> **EXERCISE PROMPT**:
Copy each line in the data that includes the word "DYDX".

Records from a collection of figures:

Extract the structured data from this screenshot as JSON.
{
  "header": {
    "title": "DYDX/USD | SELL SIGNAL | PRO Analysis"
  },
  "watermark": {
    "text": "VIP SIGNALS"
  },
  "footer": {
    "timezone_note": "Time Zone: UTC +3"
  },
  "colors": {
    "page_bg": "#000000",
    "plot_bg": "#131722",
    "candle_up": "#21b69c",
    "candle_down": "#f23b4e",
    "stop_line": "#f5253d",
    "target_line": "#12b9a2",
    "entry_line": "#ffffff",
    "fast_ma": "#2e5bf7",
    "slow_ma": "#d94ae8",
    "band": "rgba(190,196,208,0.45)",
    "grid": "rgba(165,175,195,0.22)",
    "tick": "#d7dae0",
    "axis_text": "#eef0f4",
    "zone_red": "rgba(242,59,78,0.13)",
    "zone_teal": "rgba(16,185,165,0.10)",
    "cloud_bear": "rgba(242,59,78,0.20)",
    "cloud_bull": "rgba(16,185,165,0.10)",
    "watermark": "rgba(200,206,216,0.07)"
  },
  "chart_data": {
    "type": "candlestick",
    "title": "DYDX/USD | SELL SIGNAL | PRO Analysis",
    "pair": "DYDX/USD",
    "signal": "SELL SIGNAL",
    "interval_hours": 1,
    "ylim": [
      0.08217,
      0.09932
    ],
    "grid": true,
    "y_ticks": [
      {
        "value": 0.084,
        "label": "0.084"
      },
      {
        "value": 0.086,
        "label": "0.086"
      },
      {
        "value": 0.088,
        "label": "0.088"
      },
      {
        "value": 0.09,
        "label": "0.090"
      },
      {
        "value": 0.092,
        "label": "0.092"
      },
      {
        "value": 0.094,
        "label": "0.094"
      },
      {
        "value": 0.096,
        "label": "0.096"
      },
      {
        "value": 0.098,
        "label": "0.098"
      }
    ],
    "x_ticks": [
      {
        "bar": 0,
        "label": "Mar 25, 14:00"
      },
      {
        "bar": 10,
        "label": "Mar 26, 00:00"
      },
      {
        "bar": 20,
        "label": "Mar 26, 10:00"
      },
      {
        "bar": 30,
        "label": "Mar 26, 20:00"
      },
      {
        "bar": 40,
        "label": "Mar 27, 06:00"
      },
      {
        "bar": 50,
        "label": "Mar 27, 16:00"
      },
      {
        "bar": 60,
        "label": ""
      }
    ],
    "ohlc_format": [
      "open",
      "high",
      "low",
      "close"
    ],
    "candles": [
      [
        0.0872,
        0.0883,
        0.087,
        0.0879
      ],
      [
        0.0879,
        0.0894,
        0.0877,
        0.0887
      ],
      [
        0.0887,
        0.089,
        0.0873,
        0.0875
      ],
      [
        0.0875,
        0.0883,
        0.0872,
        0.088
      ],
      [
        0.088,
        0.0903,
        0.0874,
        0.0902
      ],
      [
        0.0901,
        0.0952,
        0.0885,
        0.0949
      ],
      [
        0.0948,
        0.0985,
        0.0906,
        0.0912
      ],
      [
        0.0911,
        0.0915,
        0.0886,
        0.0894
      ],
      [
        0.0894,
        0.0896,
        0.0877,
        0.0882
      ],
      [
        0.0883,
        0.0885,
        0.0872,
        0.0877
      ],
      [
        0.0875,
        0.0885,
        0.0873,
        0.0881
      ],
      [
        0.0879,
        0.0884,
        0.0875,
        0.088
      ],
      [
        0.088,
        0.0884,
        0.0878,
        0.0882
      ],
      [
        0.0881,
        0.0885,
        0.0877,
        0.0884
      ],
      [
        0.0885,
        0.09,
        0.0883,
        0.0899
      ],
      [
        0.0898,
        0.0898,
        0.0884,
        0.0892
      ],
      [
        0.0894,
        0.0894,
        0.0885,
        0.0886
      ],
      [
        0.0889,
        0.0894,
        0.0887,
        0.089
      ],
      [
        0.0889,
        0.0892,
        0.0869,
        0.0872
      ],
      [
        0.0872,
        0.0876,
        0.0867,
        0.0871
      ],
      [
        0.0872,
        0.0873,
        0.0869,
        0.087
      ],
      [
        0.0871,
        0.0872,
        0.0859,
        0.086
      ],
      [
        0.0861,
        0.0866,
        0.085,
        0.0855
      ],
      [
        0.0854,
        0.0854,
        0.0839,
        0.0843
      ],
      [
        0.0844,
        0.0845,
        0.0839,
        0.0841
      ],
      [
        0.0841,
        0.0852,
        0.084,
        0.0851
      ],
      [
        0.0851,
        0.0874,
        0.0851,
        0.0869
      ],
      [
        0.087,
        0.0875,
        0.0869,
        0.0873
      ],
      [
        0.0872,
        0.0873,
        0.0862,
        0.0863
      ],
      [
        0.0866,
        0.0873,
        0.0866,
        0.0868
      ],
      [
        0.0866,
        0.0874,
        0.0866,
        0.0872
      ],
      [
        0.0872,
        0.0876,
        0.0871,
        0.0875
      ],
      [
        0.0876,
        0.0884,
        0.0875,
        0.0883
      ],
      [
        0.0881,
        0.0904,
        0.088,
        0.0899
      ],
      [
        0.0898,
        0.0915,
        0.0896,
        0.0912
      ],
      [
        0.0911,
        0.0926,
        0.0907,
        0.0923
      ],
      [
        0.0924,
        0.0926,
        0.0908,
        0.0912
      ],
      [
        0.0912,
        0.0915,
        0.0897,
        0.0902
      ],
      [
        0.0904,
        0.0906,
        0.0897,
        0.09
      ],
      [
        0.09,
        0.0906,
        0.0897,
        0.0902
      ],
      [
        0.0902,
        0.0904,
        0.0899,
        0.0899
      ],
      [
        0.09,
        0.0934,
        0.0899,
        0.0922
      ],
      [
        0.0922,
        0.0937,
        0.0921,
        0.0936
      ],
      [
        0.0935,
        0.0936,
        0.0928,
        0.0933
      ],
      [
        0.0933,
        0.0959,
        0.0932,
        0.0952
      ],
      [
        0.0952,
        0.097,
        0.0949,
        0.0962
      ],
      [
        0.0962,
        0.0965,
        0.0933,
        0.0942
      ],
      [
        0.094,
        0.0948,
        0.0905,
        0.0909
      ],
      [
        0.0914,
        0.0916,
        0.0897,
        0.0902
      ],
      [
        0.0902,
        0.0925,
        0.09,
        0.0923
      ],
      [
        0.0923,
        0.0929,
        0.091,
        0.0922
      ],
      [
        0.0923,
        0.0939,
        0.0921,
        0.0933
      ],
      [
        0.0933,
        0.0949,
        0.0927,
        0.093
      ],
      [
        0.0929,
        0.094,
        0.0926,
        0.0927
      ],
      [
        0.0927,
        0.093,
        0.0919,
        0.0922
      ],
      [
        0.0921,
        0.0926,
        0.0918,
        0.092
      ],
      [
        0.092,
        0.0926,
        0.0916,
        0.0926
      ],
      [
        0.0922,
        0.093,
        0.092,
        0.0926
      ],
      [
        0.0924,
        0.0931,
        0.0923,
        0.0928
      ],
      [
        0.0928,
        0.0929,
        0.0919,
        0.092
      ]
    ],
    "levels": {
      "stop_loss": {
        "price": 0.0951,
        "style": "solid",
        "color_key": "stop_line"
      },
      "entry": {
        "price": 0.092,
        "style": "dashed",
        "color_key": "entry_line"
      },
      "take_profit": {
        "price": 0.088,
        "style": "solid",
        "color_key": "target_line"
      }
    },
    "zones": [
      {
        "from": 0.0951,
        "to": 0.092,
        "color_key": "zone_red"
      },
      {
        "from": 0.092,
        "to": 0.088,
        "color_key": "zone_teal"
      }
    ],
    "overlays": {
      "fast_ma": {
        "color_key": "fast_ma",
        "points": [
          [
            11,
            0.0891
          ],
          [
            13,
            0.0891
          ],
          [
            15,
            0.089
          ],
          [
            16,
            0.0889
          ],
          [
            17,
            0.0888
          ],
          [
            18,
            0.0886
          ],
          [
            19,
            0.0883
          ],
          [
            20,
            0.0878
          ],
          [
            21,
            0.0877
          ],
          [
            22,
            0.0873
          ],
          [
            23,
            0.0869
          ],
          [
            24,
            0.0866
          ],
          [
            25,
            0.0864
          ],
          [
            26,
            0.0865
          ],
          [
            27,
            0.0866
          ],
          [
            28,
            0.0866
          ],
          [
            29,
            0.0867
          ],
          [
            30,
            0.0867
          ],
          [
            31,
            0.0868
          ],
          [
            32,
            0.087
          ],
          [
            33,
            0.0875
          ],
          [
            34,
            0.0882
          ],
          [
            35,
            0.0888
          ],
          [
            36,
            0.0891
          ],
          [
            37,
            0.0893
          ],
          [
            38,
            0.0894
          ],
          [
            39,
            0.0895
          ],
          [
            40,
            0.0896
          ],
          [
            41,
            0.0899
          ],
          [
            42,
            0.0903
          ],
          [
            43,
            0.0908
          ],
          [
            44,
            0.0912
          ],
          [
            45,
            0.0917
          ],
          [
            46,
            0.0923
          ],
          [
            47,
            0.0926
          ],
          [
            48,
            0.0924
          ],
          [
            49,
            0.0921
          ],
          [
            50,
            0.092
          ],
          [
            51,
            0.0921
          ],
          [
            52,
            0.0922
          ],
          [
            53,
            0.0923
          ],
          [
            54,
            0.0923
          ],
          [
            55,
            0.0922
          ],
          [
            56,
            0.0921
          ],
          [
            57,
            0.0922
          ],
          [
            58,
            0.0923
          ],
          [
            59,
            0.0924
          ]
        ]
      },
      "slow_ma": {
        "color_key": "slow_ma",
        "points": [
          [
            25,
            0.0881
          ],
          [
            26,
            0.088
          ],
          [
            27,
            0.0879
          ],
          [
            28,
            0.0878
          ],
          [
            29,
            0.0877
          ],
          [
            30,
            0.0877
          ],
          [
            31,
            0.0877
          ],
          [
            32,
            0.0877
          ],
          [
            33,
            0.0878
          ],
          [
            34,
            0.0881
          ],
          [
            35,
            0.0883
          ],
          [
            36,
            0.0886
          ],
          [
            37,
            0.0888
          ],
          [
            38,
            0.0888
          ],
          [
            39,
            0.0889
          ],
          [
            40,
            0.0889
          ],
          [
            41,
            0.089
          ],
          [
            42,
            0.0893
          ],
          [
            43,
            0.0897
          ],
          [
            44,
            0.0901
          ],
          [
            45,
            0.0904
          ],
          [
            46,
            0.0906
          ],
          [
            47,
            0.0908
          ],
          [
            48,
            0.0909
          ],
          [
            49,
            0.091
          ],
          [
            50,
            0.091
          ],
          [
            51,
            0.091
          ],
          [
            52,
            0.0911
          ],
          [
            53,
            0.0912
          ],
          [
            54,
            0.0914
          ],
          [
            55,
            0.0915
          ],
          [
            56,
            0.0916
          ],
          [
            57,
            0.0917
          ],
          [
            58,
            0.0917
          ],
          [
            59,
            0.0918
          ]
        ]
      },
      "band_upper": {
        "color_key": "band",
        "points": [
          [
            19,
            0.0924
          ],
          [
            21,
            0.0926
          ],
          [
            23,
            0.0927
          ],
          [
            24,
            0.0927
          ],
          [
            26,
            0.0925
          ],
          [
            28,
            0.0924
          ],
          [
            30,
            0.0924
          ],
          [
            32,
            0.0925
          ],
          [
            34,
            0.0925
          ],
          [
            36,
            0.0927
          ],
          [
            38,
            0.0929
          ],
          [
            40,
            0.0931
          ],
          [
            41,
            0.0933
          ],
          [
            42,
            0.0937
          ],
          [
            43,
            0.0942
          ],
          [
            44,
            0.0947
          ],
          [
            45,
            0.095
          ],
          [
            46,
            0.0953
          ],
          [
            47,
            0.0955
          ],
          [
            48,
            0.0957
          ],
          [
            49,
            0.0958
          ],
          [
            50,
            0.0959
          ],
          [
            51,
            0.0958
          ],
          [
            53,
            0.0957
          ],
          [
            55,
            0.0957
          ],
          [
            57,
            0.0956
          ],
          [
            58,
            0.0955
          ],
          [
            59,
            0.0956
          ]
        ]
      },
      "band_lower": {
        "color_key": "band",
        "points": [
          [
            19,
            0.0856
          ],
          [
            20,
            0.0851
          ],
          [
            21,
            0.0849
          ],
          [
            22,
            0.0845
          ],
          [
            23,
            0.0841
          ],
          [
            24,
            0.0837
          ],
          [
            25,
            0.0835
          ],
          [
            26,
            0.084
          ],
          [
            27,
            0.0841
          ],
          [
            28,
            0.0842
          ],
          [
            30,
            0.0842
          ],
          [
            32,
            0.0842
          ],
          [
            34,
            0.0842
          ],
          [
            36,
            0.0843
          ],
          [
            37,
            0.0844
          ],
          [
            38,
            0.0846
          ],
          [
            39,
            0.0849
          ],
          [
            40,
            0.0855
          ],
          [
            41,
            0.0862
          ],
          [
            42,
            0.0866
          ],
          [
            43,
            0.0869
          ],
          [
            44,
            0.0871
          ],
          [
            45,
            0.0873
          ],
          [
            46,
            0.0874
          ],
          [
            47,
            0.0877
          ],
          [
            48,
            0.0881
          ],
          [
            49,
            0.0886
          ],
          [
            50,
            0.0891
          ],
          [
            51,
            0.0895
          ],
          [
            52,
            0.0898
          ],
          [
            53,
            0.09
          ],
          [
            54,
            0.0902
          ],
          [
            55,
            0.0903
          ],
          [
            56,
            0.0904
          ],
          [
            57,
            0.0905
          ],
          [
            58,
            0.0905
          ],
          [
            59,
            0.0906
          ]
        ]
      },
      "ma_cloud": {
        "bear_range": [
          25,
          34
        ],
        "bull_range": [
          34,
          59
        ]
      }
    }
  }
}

> **FULL SOLUTION**:
    "title": "DYDX/USD | SELL SIGNAL | PRO Analysis"
    "title": "DYDX/USD | SELL SIGNAL | PRO Analysis",
    "pair": "DYDX/USD",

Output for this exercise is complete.